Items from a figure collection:
▬▬▬▬▬▬

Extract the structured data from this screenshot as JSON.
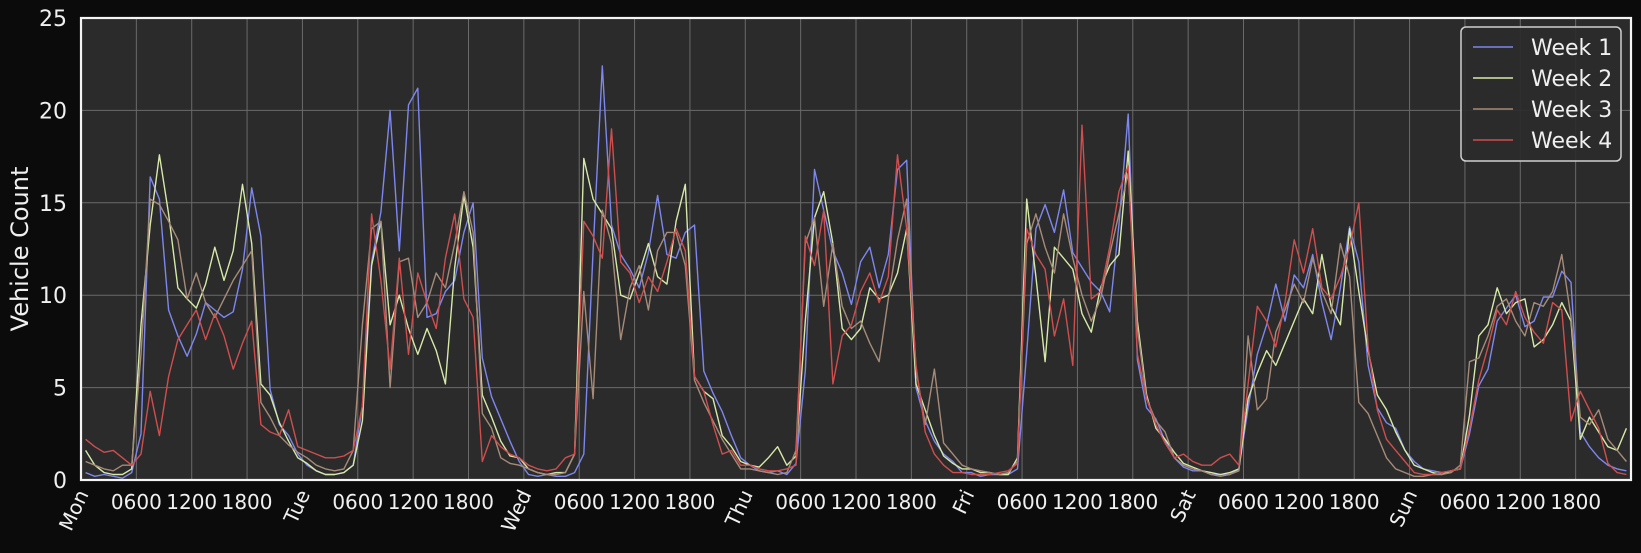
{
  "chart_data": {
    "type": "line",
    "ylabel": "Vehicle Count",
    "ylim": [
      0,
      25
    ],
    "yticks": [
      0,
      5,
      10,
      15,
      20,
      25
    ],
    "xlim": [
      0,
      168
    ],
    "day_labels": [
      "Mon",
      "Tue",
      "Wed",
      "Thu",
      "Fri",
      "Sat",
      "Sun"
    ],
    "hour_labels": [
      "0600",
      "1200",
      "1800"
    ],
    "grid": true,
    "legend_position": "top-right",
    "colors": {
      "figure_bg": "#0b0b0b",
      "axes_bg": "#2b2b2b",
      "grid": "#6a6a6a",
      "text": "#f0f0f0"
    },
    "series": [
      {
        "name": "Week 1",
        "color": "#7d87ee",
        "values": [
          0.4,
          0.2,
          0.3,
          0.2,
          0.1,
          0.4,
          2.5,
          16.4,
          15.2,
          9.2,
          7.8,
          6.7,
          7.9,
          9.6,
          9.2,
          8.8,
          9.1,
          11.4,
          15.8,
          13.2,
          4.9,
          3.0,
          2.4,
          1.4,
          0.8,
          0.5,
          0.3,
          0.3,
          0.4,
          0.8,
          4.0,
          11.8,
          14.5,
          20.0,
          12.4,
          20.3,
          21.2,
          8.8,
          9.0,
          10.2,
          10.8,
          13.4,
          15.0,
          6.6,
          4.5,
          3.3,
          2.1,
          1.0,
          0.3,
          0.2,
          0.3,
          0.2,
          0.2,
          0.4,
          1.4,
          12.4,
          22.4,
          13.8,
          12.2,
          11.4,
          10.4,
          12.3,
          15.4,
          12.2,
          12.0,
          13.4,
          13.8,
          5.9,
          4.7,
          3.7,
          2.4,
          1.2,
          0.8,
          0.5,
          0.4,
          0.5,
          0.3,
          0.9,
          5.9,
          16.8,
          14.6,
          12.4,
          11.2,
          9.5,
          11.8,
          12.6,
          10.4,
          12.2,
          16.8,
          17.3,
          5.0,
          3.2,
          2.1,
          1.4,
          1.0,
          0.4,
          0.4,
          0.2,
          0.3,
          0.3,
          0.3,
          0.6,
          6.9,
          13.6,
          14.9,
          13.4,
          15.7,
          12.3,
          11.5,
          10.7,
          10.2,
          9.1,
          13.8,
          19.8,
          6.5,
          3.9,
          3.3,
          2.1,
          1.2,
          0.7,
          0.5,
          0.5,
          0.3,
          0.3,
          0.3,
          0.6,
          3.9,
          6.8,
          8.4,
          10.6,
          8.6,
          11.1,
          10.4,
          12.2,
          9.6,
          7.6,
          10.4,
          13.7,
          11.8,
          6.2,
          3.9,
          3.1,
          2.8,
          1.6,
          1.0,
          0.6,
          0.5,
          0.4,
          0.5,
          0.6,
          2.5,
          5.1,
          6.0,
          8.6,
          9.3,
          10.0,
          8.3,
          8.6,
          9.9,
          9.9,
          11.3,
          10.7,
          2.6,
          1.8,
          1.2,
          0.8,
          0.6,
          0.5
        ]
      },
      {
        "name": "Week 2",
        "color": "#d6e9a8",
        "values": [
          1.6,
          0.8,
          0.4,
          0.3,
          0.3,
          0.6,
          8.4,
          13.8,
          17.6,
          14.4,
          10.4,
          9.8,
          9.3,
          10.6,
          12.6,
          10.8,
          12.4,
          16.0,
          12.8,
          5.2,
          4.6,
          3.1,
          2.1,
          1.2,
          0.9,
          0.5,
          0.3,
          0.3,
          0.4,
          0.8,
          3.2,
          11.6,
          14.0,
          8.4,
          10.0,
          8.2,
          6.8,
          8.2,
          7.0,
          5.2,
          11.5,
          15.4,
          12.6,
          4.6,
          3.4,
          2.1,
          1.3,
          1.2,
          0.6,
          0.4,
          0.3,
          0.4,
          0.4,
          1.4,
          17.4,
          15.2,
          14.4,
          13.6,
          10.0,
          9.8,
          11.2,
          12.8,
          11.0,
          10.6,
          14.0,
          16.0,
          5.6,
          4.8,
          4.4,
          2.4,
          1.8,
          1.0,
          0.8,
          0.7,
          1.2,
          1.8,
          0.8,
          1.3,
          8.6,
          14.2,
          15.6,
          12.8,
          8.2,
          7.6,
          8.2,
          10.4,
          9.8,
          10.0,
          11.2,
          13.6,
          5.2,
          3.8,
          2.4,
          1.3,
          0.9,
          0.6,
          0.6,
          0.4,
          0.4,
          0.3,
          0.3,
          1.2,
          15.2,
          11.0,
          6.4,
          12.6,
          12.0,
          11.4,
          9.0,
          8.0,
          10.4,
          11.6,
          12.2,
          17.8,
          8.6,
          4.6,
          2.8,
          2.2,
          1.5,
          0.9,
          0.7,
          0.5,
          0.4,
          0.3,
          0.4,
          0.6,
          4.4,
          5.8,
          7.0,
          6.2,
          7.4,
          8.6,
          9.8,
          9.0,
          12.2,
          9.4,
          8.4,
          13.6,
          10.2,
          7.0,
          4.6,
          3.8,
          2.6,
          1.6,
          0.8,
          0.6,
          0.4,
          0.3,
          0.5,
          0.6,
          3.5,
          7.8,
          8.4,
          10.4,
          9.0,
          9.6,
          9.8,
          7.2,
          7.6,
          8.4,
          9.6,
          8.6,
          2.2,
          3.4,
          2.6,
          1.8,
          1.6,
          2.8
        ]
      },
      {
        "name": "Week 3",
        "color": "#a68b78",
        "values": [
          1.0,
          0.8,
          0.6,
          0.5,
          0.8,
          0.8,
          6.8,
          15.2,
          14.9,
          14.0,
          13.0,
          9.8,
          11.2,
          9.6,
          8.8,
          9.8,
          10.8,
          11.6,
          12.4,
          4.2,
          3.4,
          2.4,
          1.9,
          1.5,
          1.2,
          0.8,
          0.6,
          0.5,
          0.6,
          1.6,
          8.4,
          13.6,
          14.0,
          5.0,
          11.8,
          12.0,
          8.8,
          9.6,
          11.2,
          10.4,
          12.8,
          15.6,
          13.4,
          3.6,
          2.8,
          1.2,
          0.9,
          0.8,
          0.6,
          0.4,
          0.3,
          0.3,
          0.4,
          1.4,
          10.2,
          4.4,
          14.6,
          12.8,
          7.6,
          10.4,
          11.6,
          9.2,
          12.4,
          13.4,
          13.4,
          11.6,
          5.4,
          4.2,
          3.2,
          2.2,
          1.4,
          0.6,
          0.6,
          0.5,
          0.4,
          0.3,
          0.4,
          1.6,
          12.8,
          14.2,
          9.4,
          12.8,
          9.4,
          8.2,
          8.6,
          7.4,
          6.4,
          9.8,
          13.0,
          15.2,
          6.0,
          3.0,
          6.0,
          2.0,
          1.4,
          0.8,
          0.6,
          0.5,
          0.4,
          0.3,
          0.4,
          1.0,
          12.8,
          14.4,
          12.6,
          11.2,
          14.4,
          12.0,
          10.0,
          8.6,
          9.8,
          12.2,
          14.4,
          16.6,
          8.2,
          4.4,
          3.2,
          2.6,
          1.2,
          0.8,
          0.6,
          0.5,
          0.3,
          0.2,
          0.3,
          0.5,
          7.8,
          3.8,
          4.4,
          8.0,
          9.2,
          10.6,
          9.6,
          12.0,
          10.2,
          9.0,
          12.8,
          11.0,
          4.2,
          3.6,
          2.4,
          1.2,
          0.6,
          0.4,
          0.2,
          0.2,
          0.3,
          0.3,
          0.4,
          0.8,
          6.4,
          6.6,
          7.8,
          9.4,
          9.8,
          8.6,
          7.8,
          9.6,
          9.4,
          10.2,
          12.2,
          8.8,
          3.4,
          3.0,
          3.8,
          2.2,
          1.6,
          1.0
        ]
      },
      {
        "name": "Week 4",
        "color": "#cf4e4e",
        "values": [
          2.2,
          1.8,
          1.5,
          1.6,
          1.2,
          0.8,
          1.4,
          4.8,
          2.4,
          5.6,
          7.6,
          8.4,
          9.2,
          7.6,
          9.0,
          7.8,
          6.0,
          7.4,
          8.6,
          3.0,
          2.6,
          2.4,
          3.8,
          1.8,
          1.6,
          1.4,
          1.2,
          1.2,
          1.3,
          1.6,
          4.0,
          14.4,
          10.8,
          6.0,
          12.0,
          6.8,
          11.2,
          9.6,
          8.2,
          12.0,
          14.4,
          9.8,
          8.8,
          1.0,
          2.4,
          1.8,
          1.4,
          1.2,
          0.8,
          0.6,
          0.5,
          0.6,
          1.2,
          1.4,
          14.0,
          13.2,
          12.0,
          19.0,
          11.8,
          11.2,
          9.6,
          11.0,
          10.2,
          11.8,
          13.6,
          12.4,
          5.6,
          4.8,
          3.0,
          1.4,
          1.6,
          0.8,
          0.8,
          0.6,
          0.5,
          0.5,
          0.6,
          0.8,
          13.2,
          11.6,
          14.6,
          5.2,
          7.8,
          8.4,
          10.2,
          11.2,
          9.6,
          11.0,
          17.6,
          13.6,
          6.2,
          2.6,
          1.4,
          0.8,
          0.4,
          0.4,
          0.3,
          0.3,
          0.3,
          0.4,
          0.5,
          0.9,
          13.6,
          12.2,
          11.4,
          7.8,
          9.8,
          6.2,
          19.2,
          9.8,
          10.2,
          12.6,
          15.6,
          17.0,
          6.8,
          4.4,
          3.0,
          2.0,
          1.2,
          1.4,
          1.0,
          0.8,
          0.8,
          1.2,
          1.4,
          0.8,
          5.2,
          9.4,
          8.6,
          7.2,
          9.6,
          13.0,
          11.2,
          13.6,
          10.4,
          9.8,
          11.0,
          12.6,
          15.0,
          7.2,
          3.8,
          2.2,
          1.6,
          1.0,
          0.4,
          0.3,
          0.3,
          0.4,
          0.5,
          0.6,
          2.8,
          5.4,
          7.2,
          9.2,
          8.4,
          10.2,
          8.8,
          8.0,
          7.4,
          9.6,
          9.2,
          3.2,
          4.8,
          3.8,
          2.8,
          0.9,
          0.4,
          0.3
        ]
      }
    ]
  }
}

▬▬▬▬▬▬

§ WHAT THE EXERCISE ASKS
State how many lines of the records above contain the word "name", giving only that number.

§ REPLY
4